Return every line below in which "true" appears.
---------------
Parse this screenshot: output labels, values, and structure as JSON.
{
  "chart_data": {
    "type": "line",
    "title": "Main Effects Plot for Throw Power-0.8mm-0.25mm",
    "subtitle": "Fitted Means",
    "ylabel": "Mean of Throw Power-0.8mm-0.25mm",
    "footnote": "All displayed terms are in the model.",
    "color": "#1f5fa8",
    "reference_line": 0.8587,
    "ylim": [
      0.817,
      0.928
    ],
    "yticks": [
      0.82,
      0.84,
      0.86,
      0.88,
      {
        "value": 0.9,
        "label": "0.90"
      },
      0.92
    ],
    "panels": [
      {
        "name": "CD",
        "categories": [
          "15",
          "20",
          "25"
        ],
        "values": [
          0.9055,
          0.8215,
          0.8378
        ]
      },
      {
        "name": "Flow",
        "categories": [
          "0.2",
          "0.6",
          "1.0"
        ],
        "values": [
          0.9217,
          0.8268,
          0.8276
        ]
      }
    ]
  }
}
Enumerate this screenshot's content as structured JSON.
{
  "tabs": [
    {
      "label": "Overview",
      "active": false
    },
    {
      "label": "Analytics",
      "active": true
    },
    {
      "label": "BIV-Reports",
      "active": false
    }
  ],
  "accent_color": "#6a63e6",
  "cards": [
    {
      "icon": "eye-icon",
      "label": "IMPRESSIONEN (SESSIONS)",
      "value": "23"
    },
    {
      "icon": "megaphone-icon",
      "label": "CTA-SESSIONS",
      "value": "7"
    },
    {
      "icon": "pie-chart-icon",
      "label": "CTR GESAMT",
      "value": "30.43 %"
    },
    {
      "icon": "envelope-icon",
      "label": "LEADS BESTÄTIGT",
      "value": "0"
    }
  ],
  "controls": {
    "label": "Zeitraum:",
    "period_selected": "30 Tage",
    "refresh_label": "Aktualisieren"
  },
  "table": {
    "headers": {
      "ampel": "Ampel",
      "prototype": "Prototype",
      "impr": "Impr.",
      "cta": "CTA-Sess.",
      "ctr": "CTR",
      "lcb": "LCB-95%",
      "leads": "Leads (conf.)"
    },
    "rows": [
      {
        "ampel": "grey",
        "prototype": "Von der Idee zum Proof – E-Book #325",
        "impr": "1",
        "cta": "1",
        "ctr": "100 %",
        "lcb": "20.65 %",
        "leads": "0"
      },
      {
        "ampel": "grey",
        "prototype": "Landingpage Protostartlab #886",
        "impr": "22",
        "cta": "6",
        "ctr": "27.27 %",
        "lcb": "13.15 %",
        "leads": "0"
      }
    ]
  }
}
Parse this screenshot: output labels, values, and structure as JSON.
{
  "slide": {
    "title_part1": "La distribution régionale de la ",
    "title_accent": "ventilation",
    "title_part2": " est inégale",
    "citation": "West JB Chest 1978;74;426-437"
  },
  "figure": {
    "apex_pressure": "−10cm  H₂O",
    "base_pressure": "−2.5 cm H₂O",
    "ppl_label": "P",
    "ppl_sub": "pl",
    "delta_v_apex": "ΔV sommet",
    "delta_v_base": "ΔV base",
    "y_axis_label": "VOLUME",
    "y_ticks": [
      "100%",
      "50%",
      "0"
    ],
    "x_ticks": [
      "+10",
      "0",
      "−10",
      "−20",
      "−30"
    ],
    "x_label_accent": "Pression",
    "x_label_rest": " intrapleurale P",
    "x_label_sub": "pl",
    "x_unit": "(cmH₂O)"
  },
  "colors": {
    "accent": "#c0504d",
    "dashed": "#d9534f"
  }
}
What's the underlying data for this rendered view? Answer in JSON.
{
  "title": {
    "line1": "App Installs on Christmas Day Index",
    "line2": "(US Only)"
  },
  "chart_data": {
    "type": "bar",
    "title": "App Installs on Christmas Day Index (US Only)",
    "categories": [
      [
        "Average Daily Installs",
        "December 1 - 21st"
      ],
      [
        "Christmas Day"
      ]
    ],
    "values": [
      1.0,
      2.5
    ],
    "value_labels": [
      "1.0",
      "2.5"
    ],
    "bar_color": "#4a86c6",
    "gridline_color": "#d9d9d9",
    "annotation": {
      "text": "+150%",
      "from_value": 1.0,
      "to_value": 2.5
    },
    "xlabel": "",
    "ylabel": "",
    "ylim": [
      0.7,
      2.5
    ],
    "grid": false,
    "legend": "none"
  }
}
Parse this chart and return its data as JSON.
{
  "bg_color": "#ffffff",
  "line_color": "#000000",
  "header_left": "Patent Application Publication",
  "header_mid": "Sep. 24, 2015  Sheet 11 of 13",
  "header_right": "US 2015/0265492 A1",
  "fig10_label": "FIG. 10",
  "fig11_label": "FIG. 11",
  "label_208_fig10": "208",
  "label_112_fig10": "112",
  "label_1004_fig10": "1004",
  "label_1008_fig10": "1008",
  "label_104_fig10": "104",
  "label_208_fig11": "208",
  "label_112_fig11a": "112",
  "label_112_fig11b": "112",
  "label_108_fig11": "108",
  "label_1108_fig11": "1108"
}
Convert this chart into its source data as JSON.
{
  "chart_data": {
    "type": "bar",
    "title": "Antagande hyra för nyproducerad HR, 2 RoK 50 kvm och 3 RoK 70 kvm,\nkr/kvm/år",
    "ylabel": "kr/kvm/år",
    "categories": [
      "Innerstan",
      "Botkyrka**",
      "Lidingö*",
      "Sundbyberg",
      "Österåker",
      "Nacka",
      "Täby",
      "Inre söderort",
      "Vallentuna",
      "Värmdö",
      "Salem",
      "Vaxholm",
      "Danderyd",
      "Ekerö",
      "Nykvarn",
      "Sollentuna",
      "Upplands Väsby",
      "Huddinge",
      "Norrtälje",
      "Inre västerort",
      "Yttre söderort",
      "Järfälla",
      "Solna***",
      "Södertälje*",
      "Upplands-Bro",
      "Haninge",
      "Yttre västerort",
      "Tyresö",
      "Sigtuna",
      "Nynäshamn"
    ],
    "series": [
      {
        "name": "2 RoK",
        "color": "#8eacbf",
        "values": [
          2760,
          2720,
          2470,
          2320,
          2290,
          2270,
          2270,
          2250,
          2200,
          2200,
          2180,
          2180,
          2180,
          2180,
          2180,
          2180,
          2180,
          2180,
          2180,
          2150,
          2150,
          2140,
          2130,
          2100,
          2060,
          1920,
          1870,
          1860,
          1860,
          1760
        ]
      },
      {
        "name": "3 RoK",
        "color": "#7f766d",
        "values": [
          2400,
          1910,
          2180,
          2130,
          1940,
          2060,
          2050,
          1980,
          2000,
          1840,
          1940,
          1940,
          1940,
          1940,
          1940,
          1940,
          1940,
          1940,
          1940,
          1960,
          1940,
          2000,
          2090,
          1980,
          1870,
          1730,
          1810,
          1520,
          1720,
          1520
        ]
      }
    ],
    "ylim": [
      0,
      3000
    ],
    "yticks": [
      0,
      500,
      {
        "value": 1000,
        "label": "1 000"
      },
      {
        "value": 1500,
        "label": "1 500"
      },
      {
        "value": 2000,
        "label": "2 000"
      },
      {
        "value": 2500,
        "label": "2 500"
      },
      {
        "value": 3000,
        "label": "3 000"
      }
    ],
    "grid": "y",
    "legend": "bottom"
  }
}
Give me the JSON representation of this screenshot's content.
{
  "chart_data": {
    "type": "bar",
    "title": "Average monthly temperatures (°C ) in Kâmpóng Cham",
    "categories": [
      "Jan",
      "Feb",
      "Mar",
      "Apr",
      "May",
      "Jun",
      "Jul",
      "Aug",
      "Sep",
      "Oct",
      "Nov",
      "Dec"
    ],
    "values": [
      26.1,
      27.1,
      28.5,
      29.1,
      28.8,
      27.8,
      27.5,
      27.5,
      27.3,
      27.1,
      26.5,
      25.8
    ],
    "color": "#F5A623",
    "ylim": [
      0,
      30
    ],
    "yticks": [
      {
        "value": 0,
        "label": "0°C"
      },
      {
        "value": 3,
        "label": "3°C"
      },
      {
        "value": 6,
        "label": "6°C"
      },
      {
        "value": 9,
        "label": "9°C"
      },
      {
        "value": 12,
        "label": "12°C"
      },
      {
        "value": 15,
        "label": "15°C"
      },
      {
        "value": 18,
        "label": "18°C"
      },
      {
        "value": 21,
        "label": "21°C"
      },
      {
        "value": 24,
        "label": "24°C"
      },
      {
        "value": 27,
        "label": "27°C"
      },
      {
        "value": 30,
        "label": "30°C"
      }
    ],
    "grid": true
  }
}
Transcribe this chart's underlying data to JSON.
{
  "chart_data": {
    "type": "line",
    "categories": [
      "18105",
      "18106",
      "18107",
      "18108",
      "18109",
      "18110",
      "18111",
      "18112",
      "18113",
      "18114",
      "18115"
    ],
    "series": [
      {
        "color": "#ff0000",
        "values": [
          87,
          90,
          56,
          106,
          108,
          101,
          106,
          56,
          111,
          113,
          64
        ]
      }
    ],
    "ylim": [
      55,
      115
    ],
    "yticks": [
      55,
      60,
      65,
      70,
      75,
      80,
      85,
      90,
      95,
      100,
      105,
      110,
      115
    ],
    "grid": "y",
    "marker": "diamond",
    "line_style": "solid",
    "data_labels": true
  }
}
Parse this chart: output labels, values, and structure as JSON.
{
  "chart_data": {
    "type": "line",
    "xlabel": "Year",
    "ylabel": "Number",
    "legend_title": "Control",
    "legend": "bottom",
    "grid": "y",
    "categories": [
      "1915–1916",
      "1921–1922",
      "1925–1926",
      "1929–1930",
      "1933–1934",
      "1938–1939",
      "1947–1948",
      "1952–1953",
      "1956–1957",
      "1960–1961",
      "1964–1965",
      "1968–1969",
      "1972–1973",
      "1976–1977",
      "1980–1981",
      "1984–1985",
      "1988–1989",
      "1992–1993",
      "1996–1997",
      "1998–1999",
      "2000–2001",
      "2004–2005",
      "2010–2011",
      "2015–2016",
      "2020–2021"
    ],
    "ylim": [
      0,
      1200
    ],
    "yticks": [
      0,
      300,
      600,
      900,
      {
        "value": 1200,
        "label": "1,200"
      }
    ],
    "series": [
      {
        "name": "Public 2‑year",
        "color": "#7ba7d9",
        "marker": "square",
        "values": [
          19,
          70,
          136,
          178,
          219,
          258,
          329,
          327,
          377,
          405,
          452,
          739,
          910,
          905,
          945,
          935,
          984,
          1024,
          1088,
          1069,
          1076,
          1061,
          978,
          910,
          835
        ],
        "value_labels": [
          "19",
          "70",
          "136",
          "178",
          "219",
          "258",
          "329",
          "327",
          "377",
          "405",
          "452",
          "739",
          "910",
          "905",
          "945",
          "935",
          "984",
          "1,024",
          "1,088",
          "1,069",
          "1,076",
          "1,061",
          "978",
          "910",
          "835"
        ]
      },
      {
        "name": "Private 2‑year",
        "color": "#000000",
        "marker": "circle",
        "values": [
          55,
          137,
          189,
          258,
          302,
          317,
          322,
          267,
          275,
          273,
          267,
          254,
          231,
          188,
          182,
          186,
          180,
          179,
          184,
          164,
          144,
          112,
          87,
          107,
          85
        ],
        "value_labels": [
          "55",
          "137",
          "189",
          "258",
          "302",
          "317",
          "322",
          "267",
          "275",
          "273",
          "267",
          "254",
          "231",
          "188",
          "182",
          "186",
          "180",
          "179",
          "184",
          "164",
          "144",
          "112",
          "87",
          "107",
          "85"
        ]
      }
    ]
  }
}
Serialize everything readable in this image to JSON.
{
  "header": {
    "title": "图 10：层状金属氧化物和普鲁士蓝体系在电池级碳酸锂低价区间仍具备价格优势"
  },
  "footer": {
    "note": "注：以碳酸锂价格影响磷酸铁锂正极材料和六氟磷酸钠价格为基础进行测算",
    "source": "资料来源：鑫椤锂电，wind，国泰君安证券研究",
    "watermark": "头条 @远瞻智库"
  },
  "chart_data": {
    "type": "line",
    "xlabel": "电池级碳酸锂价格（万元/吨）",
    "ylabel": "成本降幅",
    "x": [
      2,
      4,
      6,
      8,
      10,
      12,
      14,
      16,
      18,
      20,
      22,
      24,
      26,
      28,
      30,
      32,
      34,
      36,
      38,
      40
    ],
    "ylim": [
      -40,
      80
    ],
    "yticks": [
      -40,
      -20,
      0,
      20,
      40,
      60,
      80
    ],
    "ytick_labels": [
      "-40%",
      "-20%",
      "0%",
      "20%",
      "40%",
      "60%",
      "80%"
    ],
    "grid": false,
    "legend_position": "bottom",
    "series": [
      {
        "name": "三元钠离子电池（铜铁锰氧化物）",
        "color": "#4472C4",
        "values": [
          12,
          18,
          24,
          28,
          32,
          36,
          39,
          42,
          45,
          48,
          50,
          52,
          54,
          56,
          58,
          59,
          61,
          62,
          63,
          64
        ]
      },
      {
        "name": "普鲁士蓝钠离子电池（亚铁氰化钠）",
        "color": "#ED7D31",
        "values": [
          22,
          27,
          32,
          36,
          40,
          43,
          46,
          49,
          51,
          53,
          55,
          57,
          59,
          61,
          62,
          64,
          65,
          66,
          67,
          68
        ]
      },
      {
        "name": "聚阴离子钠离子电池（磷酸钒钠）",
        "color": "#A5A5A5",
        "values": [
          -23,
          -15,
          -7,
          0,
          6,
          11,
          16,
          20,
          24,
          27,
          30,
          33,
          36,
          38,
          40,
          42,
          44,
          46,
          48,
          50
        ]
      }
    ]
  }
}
---------------
* **CORRECT ANSWER**
      "active": true
    "grid": true
    "data_labels": true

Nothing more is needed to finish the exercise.